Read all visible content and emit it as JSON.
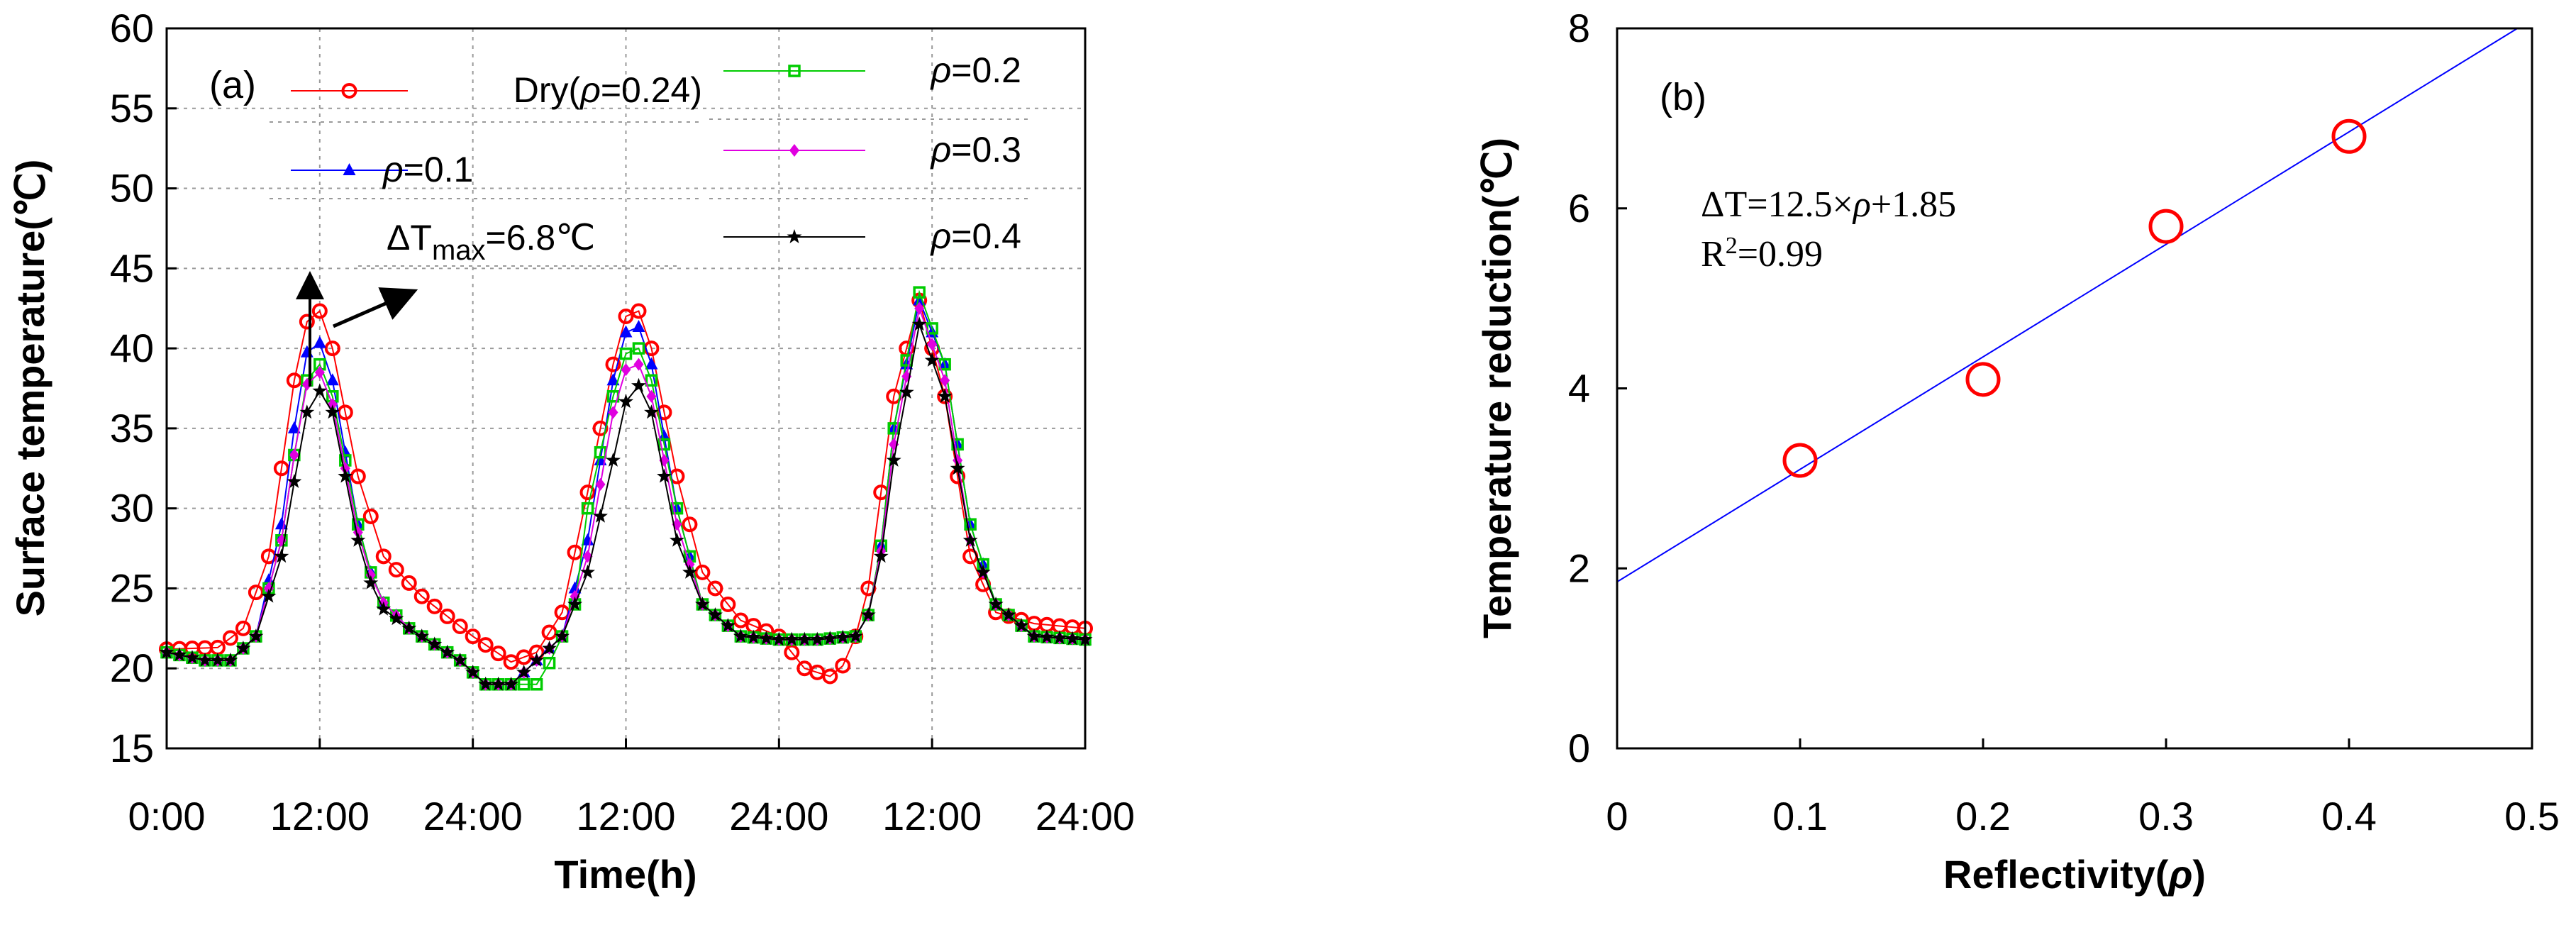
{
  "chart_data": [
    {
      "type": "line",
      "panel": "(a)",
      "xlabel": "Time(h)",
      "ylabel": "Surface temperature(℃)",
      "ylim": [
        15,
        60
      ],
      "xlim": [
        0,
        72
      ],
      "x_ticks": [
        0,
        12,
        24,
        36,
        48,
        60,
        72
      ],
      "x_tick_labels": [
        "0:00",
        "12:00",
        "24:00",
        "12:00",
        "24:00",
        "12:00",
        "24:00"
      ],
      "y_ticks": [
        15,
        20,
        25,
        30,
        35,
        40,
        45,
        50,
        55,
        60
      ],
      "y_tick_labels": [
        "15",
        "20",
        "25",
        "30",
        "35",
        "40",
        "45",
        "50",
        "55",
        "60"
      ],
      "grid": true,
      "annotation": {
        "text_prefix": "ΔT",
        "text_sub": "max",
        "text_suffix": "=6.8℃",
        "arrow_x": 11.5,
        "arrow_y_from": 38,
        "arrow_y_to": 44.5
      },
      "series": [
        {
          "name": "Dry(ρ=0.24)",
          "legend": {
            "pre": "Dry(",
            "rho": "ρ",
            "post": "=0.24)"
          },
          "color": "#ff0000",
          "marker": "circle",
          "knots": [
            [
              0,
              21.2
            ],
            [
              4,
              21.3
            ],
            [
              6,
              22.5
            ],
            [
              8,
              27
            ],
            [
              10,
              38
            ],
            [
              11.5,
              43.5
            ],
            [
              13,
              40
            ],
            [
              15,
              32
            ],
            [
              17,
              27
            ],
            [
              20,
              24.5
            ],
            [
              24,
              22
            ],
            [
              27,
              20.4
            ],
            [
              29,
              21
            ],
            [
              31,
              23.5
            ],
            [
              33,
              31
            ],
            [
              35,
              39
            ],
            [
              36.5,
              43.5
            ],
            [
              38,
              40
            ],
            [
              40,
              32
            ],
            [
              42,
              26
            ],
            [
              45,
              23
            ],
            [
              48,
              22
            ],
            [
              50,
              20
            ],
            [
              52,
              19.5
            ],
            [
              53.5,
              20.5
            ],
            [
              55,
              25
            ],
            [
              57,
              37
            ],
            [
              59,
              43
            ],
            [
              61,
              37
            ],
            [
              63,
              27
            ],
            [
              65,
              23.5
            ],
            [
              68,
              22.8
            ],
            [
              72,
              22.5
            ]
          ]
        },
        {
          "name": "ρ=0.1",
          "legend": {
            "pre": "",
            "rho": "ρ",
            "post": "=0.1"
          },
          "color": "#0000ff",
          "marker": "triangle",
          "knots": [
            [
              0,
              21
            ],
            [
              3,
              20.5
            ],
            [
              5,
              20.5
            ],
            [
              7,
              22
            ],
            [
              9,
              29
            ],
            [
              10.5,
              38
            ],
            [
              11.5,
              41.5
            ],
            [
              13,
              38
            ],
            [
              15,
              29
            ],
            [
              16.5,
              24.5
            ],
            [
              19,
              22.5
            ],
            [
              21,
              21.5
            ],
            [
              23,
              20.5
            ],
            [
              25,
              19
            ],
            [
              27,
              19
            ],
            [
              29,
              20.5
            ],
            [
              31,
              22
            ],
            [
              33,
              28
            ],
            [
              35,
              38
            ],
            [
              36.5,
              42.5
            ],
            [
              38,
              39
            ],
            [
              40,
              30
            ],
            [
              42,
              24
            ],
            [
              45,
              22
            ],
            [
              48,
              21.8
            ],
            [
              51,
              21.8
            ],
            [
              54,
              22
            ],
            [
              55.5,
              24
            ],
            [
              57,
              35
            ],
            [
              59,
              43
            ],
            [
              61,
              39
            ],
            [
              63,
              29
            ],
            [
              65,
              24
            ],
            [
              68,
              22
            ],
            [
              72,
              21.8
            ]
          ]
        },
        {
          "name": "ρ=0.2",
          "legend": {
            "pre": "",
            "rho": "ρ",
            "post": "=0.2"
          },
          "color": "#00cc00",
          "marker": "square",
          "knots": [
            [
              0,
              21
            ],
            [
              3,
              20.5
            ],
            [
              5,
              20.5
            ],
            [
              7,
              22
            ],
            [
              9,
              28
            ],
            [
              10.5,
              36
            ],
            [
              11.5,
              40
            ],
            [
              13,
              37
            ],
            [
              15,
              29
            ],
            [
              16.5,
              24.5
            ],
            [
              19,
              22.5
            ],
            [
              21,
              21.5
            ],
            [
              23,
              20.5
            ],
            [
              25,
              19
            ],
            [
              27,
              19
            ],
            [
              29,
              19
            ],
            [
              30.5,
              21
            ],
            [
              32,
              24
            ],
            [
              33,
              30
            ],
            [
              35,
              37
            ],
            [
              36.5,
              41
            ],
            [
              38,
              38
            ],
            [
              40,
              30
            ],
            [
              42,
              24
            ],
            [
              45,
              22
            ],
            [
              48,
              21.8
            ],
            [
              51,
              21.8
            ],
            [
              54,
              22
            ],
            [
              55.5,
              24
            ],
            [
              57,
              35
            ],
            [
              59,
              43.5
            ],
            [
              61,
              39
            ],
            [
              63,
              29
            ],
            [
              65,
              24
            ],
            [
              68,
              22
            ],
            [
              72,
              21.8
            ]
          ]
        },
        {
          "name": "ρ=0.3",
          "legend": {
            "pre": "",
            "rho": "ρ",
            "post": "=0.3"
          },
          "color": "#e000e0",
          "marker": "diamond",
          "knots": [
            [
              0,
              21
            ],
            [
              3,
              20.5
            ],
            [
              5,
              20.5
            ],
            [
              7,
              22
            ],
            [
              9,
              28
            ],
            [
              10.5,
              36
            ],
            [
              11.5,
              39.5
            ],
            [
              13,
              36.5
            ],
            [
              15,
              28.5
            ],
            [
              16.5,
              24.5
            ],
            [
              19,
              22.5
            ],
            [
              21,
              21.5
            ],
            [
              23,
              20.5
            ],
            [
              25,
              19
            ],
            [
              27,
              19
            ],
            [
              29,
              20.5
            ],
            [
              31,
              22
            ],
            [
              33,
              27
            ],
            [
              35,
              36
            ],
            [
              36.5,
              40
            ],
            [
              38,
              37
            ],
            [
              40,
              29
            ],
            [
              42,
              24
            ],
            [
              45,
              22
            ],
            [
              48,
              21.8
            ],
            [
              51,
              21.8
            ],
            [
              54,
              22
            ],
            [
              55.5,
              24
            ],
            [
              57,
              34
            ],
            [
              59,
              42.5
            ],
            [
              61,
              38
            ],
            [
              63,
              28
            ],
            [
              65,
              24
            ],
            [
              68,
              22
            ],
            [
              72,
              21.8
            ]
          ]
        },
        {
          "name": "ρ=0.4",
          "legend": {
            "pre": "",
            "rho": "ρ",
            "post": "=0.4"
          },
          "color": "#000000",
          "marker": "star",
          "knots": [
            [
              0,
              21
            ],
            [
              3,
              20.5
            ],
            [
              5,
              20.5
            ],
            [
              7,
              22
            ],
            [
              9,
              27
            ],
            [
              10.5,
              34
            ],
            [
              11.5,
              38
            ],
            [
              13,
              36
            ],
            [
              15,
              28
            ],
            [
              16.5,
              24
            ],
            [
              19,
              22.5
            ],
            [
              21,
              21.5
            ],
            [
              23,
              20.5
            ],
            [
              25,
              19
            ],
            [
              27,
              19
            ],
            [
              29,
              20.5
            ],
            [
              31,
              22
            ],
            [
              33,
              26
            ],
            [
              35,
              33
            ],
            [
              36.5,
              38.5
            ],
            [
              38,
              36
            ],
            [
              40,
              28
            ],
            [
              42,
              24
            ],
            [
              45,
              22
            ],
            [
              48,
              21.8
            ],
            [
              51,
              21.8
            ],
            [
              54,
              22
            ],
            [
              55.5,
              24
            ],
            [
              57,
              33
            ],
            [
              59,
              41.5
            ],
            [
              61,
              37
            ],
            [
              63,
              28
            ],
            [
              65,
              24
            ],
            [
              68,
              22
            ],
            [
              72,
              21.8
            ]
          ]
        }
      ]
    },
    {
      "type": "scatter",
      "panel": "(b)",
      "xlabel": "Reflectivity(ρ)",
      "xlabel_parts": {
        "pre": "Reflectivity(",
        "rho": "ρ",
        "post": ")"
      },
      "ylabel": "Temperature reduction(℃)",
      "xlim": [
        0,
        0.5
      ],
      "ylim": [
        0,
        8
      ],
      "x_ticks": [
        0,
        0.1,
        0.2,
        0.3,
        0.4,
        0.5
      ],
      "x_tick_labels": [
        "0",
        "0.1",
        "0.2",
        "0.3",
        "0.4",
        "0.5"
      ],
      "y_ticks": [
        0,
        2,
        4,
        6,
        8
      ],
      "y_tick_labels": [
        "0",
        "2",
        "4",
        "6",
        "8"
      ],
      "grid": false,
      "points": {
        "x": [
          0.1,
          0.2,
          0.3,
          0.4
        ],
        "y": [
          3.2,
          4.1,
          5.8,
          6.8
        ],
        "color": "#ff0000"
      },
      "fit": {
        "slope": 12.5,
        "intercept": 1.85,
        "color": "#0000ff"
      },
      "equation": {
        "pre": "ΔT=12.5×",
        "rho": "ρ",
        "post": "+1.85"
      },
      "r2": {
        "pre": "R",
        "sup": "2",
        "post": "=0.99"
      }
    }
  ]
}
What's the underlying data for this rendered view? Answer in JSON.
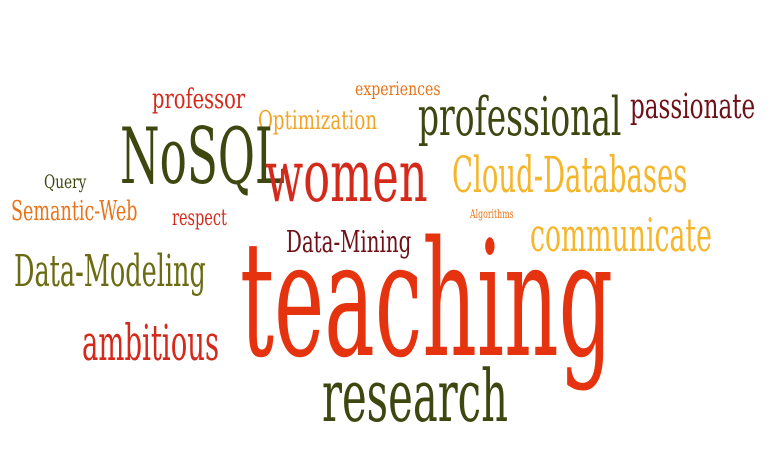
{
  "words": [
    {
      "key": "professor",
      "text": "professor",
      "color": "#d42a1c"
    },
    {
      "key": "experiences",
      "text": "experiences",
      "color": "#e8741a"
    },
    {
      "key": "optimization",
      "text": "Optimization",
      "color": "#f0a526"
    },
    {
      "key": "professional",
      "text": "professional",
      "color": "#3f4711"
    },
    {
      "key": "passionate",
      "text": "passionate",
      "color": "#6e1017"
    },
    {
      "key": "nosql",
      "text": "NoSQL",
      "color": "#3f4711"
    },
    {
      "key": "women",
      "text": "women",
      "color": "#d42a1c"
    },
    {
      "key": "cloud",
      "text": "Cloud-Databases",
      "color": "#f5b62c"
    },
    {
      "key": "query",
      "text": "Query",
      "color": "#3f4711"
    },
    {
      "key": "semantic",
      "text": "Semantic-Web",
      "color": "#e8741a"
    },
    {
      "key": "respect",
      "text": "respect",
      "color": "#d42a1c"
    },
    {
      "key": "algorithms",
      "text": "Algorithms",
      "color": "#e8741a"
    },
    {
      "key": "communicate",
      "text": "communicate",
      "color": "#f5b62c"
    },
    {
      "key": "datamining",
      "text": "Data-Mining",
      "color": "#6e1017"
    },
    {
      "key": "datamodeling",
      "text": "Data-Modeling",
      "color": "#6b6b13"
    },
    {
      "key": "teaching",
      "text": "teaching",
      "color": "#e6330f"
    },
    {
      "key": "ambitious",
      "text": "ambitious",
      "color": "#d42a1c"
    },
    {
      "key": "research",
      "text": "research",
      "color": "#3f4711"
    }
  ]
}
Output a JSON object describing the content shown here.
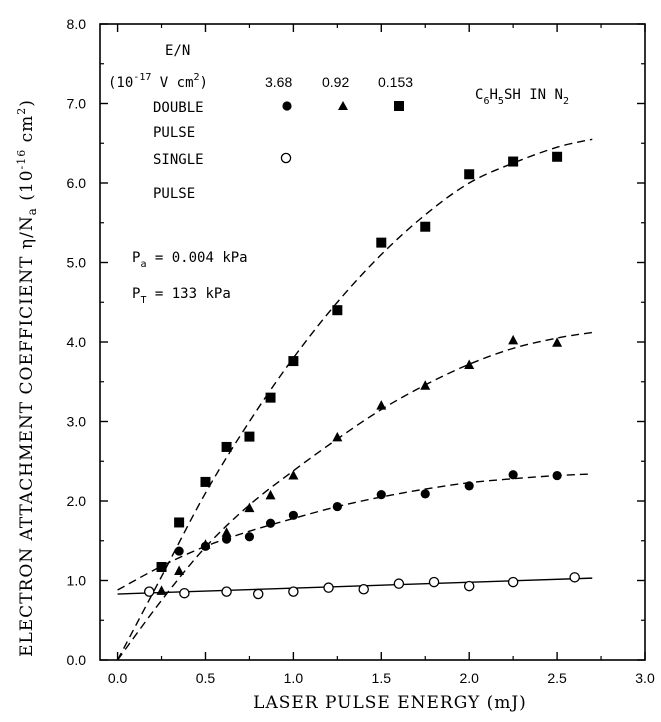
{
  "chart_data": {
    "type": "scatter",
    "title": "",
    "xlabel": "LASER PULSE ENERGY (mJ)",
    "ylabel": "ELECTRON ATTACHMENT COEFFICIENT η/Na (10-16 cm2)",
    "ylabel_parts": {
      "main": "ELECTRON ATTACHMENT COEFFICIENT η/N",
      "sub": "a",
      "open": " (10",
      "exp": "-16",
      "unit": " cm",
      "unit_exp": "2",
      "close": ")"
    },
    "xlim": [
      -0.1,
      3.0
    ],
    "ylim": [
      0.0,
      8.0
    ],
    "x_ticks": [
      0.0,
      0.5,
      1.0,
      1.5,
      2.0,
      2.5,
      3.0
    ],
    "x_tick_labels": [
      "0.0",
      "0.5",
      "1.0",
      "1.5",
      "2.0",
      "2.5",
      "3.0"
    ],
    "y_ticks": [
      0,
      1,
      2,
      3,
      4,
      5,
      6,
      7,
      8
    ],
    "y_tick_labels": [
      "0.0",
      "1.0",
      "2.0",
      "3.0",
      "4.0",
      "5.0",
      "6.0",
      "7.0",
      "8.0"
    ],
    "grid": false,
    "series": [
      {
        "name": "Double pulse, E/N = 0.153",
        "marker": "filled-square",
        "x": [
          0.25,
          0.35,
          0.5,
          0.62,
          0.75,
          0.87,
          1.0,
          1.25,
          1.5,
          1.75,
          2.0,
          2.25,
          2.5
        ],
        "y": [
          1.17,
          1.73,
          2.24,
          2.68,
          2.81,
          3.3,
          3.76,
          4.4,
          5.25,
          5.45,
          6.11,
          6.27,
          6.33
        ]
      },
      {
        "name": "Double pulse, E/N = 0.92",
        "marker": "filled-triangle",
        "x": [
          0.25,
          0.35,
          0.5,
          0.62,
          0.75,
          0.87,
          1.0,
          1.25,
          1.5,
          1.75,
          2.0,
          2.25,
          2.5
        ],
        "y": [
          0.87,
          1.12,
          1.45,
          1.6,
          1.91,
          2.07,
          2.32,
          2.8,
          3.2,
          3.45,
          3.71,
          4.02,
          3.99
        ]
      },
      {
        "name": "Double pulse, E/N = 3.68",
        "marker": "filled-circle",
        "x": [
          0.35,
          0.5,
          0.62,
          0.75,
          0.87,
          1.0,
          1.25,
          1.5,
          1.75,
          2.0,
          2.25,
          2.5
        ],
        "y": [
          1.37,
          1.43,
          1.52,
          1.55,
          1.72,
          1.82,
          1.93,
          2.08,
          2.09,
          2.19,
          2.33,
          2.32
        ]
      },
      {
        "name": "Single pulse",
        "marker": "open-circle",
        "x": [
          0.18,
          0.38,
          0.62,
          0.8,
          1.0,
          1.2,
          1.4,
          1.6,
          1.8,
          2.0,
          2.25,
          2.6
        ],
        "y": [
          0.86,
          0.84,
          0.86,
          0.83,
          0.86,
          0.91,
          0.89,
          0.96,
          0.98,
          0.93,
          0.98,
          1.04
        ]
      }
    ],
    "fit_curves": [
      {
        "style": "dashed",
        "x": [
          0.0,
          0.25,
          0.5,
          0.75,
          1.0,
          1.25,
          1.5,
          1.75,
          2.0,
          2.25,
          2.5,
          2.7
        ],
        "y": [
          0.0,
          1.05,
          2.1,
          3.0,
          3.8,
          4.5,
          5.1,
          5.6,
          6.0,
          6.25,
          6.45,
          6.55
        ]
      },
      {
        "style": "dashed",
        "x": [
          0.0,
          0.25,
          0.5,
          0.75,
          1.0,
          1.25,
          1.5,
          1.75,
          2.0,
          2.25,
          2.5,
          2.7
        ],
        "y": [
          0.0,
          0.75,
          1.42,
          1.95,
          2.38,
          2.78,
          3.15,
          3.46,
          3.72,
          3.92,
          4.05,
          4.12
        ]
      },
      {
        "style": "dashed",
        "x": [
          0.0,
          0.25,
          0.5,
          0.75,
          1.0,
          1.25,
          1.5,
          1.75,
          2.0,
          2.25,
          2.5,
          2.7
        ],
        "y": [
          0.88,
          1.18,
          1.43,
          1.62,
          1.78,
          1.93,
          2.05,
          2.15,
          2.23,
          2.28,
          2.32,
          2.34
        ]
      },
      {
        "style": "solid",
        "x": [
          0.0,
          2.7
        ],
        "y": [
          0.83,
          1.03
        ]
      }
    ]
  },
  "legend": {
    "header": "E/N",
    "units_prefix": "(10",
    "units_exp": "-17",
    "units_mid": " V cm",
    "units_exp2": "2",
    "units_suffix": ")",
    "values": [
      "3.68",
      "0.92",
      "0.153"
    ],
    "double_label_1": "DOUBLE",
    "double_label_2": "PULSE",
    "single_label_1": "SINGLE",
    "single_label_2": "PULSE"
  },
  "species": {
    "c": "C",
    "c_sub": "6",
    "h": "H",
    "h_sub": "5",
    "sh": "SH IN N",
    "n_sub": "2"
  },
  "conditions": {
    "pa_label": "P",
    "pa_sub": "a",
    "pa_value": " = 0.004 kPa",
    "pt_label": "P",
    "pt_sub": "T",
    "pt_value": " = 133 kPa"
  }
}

# [Task prompt]
Scan the data for the word "ELECTRON" and copy every line where it shows up.

# [Exercise output]
    "ylabel": "ELECTRON ATTACHMENT COEFFICIENT η/Na (10-16 cm2)",
      "main": "ELECTRON ATTACHMENT COEFFICIENT η/N",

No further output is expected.